PROBLEM:
Output the full material exactly as it appears here.

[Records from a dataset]
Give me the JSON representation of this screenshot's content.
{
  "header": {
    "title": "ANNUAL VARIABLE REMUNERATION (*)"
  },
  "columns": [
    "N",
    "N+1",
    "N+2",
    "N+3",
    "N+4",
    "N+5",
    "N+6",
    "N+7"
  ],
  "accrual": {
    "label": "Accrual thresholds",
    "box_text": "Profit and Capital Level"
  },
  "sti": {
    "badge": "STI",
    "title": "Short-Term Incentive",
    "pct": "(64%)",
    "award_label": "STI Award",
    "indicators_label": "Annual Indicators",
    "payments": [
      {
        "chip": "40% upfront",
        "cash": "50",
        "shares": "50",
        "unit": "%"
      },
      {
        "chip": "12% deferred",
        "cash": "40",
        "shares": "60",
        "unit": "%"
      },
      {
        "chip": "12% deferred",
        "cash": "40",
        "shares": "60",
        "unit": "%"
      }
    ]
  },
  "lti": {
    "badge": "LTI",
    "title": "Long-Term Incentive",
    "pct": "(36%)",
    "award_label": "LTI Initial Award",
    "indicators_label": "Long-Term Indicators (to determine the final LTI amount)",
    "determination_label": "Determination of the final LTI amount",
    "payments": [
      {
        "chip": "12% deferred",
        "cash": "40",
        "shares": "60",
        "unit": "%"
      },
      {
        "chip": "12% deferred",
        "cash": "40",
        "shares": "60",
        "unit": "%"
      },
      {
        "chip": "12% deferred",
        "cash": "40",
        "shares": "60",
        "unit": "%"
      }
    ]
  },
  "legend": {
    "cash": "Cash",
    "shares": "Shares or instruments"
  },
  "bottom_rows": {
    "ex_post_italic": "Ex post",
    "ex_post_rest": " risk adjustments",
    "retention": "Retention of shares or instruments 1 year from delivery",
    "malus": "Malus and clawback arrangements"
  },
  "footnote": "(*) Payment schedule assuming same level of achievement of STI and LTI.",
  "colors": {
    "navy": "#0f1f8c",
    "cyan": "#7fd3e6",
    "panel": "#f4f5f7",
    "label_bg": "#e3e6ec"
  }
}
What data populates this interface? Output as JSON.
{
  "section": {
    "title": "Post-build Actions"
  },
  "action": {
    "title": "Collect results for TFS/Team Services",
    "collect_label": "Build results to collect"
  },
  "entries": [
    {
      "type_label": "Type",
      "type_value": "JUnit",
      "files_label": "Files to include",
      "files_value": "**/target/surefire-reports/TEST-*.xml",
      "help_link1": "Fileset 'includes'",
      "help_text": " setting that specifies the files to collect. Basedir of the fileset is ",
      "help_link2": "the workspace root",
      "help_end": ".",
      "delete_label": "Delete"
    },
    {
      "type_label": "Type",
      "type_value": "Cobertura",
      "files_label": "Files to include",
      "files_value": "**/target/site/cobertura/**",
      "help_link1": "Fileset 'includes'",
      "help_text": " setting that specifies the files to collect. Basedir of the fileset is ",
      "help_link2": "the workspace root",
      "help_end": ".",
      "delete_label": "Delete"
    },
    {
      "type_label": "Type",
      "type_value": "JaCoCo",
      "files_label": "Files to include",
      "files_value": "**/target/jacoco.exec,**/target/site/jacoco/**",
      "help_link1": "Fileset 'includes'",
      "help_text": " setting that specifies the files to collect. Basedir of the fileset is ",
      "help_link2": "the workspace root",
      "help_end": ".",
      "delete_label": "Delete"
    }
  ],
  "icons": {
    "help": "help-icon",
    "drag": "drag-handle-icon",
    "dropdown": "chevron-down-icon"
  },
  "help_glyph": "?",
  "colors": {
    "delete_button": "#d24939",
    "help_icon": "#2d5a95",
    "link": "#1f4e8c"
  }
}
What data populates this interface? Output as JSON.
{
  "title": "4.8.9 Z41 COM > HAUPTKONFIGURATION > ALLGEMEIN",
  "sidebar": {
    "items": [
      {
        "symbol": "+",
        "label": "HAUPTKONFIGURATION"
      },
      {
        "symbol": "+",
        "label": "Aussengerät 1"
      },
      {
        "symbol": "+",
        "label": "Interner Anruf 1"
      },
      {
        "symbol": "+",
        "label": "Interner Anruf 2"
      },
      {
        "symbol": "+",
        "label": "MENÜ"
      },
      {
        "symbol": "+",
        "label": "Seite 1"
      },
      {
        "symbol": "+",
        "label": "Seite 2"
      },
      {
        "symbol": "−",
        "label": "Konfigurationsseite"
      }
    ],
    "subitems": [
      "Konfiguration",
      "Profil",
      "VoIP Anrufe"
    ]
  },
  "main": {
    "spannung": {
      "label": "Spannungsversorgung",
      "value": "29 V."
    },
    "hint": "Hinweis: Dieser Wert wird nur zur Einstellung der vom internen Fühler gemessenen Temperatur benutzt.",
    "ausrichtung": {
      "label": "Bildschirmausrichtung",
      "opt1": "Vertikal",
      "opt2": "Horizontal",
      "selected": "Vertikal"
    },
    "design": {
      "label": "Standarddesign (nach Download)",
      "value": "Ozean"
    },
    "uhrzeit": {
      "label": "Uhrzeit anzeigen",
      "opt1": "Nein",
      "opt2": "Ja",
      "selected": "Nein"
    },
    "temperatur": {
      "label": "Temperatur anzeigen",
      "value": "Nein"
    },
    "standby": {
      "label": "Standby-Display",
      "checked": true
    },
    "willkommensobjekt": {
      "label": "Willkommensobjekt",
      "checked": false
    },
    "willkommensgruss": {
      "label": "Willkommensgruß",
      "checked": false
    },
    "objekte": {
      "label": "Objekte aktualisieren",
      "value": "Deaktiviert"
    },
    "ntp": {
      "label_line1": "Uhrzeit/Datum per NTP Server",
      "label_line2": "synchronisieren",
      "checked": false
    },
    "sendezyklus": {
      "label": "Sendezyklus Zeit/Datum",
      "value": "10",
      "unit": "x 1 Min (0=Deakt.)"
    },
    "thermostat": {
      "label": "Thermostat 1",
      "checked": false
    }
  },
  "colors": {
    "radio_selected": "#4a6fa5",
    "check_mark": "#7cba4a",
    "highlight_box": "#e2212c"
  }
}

RESPONSE FOR THIS EXERCISE:
Give me the JSON representation of this screenshot's content.
{
  "header": {
    "title": "ANNUAL VARIABLE REMUNERATION (*)"
  },
  "columns": [
    "N",
    "N+1",
    "N+2",
    "N+3",
    "N+4",
    "N+5",
    "N+6",
    "N+7"
  ],
  "accrual": {
    "label": "Accrual thresholds",
    "box_text": "Profit and Capital Level"
  },
  "sti": {
    "badge": "STI",
    "title": "Short-Term Incentive",
    "pct": "(64%)",
    "award_label": "STI Award",
    "indicators_label": "Annual Indicators",
    "payments": [
      {
        "chip": "40% upfront",
        "cash": "50",
        "shares": "50",
        "unit": "%"
      },
      {
        "chip": "12% deferred",
        "cash": "40",
        "shares": "60",
        "unit": "%"
      },
      {
        "chip": "12% deferred",
        "cash": "40",
        "shares": "60",
        "unit": "%"
      }
    ]
  },
  "lti": {
    "badge": "LTI",
    "title": "Long-Term Incentive",
    "pct": "(36%)",
    "award_label": "LTI Initial Award",
    "indicators_label": "Long-Term Indicators (to determine the final LTI amount)",
    "determination_label": "Determination of the final LTI amount",
    "payments": [
      {
        "chip": "12% deferred",
        "cash": "40",
        "shares": "60",
        "unit": "%"
      },
      {
        "chip": "12% deferred",
        "cash": "40",
        "shares": "60",
        "unit": "%"
      },
      {
        "chip": "12% deferred",
        "cash": "40",
        "shares": "60",
        "unit": "%"
      }
    ]
  },
  "legend": {
    "cash": "Cash",
    "shares": "Shares or instruments"
  },
  "bottom_rows": {
    "ex_post_italic": "Ex post",
    "ex_post_rest": " risk adjustments",
    "retention": "Retention of shares or instruments 1 year from delivery",
    "malus": "Malus and clawback arrangements"
  },
  "footnote": "(*) Payment schedule assuming same level of achievement of STI and LTI.",
  "colors": {
    "navy": "#0f1f8c",
    "cyan": "#7fd3e6",
    "panel": "#f4f5f7",
    "label_bg": "#e3e6ec"
  }
}
What data populates this interface? Output as JSON.
{
  "section": {
    "title": "Post-build Actions"
  },
  "action": {
    "title": "Collect results for TFS/Team Services",
    "collect_label": "Build results to collect"
  },
  "entries": [
    {
      "type_label": "Type",
      "type_value": "JUnit",
      "files_label": "Files to include",
      "files_value": "**/target/surefire-reports/TEST-*.xml",
      "help_link1": "Fileset 'includes'",
      "help_text": " setting that specifies the files to collect. Basedir of the fileset is ",
      "help_link2": "the workspace root",
      "help_end": ".",
      "delete_label": "Delete"
    },
    {
      "type_label": "Type",
      "type_value": "Cobertura",
      "files_label": "Files to include",
      "files_value": "**/target/site/cobertura/**",
      "help_link1": "Fileset 'includes'",
      "help_text": " setting that specifies the files to collect. Basedir of the fileset is ",
      "help_link2": "the workspace root",
      "help_end": ".",
      "delete_label": "Delete"
    },
    {
      "type_label": "Type",
      "type_value": "JaCoCo",
      "files_label": "Files to include",
      "files_value": "**/target/jacoco.exec,**/target/site/jacoco/**",
      "help_link1": "Fileset 'includes'",
      "help_text": " setting that specifies the files to collect. Basedir of the fileset is ",
      "help_link2": "the workspace root",
      "help_end": ".",
      "delete_label": "Delete"
    }
  ],
  "icons": {
    "help": "help-icon",
    "drag": "drag-handle-icon",
    "dropdown": "chevron-down-icon"
  },
  "help_glyph": "?",
  "colors": {
    "delete_button": "#d24939",
    "help_icon": "#2d5a95",
    "link": "#1f4e8c"
  }
}
What data populates this interface? Output as JSON.
{
  "title": "4.8.9 Z41 COM > HAUPTKONFIGURATION > ALLGEMEIN",
  "sidebar": {
    "items": [
      {
        "symbol": "+",
        "label": "HAUPTKONFIGURATION"
      },
      {
        "symbol": "+",
        "label": "Aussengerät 1"
      },
      {
        "symbol": "+",
        "label": "Interner Anruf 1"
      },
      {
        "symbol": "+",
        "label": "Interner Anruf 2"
      },
      {
        "symbol": "+",
        "label": "MENÜ"
      },
      {
        "symbol": "+",
        "label": "Seite 1"
      },
      {
        "symbol": "+",
        "label": "Seite 2"
      },
      {
        "symbol": "−",
        "label": "Konfigurationsseite"
      }
    ],
    "subitems": [
      "Konfiguration",
      "Profil",
      "VoIP Anrufe"
    ]
  },
  "main": {
    "spannung": {
      "label": "Spannungsversorgung",
      "value": "29 V."
    },
    "hint": "Hinweis: Dieser Wert wird nur zur Einstellung der vom internen Fühler gemessenen Temperatur benutzt.",
    "ausrichtung": {
      "label": "Bildschirmausrichtung",
      "opt1": "Vertikal",
      "opt2": "Horizontal",
      "selected": "Vertikal"
    },
    "design": {
      "label": "Standarddesign (nach Download)",
      "value": "Ozean"
    },
    "uhrzeit": {
      "label": "Uhrzeit anzeigen",
      "opt1": "Nein",
      "opt2": "Ja",
      "selected": "Nein"
    },
    "temperatur": {
      "label": "Temperatur anzeigen",
      "value": "Nein"
    },
    "standby": {
      "label": "Standby-Display",
      "checked": true
    },
    "willkommensobjekt": {
      "label": "Willkommensobjekt",
      "checked": false
    },
    "willkommensgruss": {
      "label": "Willkommensgruß",
      "checked": false
    },
    "objekte": {
      "label": "Objekte aktualisieren",
      "value": "Deaktiviert"
    },
    "ntp": {
      "label_line1": "Uhrzeit/Datum per NTP Server",
      "label_line2": "synchronisieren",
      "checked": false
    },
    "sendezyklus": {
      "label": "Sendezyklus Zeit/Datum",
      "value": "10",
      "unit": "x 1 Min (0=Deakt.)"
    },
    "thermostat": {
      "label": "Thermostat 1",
      "checked": false
    }
  },
  "colors": {
    "radio_selected": "#4a6fa5",
    "check_mark": "#7cba4a",
    "highlight_box": "#e2212c"
  }
}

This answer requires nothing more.